═══ Working data

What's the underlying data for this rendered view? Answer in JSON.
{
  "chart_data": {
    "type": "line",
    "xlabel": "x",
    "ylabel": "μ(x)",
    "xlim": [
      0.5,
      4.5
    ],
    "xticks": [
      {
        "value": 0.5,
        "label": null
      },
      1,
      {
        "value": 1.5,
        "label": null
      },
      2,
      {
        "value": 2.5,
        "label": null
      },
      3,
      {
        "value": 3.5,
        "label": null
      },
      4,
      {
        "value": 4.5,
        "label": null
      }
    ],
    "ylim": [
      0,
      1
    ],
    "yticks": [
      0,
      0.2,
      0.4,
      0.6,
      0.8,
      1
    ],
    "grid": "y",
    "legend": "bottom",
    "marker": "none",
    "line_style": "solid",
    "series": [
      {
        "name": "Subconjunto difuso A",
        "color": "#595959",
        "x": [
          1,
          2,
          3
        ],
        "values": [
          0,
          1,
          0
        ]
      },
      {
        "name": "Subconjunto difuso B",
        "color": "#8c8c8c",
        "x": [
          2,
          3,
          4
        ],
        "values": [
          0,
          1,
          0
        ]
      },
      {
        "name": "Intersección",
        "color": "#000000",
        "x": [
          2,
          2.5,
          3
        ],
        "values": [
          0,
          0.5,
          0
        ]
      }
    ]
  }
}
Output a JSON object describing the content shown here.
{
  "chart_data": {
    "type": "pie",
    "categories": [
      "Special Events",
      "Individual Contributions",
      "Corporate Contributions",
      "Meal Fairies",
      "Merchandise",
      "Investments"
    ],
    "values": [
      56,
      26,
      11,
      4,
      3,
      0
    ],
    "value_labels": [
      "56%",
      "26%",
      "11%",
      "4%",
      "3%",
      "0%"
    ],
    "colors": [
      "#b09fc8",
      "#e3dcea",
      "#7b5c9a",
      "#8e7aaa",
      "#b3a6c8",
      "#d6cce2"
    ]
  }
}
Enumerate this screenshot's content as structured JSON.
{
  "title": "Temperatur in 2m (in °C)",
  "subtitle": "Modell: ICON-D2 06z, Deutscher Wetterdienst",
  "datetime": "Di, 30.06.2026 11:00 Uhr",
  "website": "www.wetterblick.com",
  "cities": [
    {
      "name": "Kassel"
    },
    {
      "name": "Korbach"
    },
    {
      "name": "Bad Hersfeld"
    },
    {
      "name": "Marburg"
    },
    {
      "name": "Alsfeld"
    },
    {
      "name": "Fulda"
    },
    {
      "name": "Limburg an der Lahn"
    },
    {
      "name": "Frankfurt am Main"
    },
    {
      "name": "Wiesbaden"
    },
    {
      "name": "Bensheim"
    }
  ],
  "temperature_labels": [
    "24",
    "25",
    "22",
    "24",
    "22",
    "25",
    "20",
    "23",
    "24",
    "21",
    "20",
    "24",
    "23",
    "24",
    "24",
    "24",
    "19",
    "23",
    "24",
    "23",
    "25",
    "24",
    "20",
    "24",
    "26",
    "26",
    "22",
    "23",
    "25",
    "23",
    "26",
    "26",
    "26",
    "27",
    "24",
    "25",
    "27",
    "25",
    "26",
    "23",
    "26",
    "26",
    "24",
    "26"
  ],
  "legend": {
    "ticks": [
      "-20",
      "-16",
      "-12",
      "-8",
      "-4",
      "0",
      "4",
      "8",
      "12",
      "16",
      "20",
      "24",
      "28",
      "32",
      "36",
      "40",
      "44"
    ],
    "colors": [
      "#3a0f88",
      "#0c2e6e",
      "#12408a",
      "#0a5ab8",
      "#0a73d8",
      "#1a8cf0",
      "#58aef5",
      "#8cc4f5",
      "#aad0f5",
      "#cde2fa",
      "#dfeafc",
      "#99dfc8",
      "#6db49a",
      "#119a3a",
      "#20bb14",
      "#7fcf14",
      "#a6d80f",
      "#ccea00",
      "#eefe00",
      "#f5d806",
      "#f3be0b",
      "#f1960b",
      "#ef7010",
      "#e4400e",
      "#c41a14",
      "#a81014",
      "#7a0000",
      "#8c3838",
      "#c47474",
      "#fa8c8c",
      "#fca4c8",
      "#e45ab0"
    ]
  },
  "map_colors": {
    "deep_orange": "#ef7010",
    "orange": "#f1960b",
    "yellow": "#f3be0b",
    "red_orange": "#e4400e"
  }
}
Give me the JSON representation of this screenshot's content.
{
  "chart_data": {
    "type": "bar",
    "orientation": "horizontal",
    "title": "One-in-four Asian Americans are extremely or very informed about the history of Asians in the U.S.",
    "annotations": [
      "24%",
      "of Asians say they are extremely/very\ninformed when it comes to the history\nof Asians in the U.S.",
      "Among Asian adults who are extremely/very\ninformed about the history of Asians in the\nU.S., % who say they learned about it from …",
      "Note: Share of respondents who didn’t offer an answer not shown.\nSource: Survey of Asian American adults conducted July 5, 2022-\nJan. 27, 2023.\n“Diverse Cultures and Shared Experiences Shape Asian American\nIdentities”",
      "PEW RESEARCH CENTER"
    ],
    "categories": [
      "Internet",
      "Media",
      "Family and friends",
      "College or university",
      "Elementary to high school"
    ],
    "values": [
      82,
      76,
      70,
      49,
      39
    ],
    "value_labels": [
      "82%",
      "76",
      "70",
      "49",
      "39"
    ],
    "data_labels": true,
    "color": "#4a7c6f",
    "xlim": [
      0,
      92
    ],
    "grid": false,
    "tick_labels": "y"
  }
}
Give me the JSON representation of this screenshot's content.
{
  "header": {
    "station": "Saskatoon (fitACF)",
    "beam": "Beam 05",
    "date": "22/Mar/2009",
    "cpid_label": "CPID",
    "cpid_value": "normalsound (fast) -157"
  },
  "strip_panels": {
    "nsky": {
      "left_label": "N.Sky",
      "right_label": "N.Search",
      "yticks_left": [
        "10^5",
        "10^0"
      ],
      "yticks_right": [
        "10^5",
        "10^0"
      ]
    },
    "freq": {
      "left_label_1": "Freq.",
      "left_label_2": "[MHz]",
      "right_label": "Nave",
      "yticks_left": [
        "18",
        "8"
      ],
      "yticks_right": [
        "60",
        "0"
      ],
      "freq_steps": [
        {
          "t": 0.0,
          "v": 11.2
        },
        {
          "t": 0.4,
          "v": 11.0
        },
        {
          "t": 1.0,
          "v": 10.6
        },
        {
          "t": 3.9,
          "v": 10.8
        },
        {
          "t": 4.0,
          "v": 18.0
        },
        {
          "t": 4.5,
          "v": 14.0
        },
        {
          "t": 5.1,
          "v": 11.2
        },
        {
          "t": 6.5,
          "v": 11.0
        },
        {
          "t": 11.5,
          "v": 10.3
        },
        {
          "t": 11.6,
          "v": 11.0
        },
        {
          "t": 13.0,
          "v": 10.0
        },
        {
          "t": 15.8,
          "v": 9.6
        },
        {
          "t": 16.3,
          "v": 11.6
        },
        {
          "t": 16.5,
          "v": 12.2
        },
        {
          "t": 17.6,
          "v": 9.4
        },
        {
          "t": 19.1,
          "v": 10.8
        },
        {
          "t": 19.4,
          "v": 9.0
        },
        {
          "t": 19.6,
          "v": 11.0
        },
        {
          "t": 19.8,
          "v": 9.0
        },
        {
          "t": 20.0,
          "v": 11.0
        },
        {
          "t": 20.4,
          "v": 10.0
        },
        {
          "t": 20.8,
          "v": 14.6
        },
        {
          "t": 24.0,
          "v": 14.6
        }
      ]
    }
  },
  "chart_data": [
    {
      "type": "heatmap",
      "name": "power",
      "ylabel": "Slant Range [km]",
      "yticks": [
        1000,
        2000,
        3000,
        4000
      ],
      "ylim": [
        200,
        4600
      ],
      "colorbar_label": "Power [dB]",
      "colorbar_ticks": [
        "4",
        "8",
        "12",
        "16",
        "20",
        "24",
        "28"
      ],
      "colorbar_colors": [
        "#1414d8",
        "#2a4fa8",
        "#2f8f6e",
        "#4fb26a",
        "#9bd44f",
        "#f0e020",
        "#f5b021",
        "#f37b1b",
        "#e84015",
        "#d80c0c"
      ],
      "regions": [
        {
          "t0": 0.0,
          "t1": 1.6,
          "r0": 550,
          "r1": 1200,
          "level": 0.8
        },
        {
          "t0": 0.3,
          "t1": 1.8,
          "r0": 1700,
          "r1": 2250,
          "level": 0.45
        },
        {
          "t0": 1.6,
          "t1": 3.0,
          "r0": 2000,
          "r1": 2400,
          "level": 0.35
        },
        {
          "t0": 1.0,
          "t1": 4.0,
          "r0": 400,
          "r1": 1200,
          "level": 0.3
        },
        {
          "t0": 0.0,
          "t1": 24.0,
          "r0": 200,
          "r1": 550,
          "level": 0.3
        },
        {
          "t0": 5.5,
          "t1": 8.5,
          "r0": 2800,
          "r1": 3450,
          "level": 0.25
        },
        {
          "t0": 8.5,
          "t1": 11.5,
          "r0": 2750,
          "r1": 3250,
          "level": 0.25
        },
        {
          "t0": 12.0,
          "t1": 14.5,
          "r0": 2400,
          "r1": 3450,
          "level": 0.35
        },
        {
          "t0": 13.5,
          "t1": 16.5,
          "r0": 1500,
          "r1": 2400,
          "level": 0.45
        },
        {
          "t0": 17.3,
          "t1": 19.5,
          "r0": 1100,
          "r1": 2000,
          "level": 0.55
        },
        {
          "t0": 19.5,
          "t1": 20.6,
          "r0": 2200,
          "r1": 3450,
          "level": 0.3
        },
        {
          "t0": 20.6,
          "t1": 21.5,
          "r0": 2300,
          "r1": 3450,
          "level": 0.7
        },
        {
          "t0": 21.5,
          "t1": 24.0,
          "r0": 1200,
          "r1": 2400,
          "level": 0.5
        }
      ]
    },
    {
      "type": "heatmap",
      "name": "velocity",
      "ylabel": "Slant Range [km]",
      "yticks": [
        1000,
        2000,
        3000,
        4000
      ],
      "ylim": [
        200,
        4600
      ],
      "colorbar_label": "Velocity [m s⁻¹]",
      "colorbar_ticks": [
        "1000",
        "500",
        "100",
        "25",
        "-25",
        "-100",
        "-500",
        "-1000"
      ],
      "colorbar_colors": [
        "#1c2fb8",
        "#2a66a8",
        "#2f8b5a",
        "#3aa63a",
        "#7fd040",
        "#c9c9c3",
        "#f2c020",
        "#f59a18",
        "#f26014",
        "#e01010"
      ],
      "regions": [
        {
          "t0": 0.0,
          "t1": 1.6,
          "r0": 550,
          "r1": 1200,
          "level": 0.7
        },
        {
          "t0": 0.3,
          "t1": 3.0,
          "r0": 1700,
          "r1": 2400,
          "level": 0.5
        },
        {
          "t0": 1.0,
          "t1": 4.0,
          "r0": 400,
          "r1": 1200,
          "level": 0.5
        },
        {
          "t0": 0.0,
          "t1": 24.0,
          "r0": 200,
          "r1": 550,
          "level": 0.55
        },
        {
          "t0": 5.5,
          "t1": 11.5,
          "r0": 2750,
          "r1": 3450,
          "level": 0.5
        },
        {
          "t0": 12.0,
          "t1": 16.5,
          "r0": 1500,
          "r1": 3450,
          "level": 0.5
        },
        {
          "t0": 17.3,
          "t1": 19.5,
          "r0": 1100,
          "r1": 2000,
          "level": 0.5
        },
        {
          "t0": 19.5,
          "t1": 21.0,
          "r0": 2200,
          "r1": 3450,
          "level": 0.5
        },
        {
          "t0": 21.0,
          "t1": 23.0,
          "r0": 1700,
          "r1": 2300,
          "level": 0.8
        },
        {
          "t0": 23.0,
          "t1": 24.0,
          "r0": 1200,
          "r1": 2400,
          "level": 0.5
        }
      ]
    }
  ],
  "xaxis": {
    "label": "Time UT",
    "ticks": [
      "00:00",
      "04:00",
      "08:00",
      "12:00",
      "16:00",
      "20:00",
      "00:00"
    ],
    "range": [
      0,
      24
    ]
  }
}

══════

Of the lines above, how many contain the word "shown"? Provide the number and nothing else.

▶ Exercise response:
2